_EXERCISE PROMPT_
Determine how many lines contain the string "Negative". Respond with that number and nothing more.

_MATERIAL PROVIDED_
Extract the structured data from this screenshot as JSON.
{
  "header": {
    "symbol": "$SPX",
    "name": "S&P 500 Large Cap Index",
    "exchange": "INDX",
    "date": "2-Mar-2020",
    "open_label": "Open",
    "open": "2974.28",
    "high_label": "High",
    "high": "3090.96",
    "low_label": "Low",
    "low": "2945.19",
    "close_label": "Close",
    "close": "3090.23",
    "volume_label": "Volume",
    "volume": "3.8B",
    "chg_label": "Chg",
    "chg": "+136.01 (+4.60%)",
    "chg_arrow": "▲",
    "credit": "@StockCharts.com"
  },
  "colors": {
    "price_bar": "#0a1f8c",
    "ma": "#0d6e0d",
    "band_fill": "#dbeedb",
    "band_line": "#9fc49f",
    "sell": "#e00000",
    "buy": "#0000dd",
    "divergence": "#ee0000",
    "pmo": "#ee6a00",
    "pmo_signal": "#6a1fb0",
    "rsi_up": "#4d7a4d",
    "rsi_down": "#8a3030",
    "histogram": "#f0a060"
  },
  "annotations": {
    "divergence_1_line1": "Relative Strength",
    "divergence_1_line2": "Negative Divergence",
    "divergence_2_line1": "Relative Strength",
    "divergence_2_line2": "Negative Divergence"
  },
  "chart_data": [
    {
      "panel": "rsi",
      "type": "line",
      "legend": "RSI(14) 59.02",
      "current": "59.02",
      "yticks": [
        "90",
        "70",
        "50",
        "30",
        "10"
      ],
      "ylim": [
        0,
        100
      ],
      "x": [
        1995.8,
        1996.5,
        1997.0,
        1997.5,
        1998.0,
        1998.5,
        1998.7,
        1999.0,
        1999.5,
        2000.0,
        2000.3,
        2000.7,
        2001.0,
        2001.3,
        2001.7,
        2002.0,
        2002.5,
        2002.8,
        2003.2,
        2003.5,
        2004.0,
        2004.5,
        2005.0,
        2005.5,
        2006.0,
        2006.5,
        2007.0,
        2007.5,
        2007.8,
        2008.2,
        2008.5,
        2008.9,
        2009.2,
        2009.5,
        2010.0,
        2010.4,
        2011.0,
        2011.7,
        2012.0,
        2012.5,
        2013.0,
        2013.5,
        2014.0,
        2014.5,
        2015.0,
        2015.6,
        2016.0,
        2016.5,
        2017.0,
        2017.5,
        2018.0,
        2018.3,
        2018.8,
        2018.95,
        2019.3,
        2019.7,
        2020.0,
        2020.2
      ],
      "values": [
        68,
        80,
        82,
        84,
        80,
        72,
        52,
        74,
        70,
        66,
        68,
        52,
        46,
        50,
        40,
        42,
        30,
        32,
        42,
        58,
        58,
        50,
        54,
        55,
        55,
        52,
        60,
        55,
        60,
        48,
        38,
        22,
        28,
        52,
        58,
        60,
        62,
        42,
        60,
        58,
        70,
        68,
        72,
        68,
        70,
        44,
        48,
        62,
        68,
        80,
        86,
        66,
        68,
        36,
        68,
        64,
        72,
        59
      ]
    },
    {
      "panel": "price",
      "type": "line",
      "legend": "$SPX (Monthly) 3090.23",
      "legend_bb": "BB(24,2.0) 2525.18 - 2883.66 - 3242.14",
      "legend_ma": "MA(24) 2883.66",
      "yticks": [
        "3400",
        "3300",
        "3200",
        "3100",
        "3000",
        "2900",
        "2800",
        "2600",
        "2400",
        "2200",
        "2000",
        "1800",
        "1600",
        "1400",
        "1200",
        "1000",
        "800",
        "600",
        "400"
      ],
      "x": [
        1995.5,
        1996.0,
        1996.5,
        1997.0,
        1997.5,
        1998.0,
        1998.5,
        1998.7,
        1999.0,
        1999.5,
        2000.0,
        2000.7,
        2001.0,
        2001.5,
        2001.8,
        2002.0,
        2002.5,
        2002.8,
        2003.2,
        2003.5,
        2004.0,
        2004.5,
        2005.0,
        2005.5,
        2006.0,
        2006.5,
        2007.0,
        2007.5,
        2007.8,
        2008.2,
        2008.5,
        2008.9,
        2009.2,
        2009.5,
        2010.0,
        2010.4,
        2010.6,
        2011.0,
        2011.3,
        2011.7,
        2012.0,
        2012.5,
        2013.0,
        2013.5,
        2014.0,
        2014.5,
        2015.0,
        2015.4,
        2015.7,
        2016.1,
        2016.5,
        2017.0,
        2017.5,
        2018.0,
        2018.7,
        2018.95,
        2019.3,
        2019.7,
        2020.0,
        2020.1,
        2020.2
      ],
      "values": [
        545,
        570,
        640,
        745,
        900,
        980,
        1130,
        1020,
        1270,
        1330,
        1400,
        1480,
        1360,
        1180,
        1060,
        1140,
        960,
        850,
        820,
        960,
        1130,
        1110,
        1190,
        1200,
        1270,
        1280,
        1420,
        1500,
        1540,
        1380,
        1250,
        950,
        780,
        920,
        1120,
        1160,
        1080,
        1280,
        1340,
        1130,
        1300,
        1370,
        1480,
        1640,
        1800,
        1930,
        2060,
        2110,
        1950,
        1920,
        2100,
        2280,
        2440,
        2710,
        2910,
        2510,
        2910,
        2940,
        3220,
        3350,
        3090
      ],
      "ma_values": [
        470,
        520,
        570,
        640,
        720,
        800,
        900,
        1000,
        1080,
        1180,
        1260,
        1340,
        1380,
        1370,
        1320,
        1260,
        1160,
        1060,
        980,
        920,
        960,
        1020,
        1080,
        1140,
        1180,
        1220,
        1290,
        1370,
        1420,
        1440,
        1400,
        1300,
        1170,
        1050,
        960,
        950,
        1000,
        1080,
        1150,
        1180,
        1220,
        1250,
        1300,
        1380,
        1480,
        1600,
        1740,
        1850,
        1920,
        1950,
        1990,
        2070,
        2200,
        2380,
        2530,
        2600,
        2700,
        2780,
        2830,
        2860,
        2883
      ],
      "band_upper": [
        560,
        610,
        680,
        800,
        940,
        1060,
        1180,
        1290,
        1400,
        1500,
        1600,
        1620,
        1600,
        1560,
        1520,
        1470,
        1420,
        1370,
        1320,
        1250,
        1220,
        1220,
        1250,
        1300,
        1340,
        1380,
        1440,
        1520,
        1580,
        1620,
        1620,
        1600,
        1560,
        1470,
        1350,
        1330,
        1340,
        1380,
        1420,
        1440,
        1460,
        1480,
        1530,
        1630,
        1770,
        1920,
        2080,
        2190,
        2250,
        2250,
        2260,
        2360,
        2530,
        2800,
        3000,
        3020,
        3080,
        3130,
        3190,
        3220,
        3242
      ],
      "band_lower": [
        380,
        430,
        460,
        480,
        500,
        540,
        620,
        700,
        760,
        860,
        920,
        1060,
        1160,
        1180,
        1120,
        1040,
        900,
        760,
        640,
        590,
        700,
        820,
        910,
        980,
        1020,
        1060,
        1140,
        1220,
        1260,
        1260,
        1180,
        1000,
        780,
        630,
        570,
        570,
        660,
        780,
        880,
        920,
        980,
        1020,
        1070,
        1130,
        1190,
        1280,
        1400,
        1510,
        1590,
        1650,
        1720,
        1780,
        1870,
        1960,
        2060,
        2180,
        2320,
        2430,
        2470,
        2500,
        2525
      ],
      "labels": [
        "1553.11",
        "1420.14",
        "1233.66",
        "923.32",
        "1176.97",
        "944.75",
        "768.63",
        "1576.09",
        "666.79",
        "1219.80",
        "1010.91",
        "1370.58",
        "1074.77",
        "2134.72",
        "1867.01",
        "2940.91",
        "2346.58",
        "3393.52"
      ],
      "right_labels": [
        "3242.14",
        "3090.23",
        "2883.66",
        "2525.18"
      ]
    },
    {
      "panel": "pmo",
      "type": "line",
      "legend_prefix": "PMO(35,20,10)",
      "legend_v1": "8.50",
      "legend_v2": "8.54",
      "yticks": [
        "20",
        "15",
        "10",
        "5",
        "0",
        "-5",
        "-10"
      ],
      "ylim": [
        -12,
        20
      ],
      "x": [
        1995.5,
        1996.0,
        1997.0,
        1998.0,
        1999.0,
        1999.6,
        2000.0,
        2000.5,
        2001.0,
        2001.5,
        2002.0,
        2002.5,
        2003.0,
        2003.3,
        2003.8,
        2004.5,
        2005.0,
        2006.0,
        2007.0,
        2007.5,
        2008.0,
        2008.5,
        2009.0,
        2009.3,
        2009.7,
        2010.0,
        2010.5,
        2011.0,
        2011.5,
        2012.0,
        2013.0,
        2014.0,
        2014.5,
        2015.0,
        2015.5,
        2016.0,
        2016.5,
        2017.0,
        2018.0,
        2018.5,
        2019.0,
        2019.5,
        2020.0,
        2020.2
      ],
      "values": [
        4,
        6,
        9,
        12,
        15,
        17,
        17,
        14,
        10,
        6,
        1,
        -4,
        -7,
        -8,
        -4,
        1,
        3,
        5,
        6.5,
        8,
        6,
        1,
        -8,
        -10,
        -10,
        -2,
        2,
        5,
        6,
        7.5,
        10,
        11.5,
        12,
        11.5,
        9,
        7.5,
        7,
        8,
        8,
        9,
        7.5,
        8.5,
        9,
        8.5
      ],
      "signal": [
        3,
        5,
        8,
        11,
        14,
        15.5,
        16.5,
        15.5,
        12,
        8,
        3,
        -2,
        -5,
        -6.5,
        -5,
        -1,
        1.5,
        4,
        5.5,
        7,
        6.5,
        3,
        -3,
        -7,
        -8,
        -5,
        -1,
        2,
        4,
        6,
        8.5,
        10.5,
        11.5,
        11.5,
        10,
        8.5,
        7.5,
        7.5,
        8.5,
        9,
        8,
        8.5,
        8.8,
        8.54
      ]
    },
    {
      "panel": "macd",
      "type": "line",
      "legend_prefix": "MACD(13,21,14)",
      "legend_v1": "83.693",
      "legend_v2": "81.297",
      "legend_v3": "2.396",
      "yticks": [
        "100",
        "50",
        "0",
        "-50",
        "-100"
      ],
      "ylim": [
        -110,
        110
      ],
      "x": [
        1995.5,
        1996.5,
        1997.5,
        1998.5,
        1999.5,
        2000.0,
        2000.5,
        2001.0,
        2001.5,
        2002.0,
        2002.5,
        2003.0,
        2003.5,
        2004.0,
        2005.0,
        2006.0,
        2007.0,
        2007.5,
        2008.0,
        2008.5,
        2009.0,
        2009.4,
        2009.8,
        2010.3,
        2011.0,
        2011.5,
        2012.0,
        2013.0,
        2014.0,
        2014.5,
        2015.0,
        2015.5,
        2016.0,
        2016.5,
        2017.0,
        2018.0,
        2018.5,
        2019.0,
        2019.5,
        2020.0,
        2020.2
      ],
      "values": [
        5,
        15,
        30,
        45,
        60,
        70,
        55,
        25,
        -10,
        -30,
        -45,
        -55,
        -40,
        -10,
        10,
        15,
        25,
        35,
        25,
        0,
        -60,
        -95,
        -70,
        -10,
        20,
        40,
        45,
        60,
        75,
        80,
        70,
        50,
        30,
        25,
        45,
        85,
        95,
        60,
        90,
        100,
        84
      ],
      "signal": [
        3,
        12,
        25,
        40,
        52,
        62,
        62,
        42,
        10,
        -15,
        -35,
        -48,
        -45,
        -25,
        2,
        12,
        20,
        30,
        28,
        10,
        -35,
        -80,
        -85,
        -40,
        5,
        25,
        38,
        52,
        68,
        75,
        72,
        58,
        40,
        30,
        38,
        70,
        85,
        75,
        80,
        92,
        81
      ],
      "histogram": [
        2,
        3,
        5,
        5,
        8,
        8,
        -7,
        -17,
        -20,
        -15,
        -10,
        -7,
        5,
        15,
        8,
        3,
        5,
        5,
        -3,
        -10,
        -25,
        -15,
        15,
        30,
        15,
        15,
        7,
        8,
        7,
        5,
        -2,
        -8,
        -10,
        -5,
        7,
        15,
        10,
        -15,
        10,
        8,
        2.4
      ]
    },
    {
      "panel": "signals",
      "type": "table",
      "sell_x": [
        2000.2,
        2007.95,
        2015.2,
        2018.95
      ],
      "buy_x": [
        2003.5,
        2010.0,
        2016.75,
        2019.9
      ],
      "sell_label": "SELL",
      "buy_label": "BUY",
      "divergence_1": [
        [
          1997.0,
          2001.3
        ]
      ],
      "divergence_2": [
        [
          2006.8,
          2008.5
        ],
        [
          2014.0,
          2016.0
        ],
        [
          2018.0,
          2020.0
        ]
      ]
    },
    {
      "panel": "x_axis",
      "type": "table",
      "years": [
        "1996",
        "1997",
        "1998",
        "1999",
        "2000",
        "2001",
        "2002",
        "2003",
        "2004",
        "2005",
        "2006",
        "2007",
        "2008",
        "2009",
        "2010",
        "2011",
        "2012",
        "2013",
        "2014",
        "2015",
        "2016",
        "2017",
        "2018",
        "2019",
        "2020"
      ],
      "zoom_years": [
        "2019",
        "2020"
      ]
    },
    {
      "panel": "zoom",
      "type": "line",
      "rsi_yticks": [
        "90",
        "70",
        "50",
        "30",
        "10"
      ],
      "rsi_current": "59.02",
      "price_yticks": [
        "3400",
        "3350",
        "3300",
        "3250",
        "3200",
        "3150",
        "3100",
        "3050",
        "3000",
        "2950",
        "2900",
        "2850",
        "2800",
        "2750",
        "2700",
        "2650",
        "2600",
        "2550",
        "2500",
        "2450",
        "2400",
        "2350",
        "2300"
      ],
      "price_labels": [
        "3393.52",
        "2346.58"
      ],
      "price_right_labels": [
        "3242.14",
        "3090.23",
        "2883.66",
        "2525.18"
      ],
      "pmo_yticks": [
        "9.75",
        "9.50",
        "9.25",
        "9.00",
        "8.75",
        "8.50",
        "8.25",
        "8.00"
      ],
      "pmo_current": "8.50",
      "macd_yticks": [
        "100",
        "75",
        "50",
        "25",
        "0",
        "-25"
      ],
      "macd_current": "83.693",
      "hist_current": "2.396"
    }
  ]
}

_RESULT BELOW_
2